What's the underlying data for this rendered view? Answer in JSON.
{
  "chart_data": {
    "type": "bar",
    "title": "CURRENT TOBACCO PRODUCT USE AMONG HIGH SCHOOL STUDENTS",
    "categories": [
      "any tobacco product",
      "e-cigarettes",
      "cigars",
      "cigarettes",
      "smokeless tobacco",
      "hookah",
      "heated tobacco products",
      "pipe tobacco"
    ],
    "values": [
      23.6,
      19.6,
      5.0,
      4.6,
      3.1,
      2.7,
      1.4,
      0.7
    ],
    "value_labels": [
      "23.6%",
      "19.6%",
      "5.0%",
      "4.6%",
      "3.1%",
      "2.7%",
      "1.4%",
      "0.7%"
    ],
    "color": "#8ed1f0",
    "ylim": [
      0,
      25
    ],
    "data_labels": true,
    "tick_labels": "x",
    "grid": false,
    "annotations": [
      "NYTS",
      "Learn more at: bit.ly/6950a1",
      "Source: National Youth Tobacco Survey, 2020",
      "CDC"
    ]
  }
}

YOUR TASK » Retype the listing exactly, in full.

TASK RESPONSE »
What's the underlying data for this rendered view? Answer in JSON.
{
  "chart_data": {
    "type": "bar",
    "title": "CURRENT TOBACCO PRODUCT USE AMONG HIGH SCHOOL STUDENTS",
    "categories": [
      "any tobacco product",
      "e-cigarettes",
      "cigars",
      "cigarettes",
      "smokeless tobacco",
      "hookah",
      "heated tobacco products",
      "pipe tobacco"
    ],
    "values": [
      23.6,
      19.6,
      5.0,
      4.6,
      3.1,
      2.7,
      1.4,
      0.7
    ],
    "value_labels": [
      "23.6%",
      "19.6%",
      "5.0%",
      "4.6%",
      "3.1%",
      "2.7%",
      "1.4%",
      "0.7%"
    ],
    "color": "#8ed1f0",
    "ylim": [
      0,
      25
    ],
    "data_labels": true,
    "tick_labels": "x",
    "grid": false,
    "annotations": [
      "NYTS",
      "Learn more at: bit.ly/6950a1",
      "Source: National Youth Tobacco Survey, 2020",
      "CDC"
    ]
  }
}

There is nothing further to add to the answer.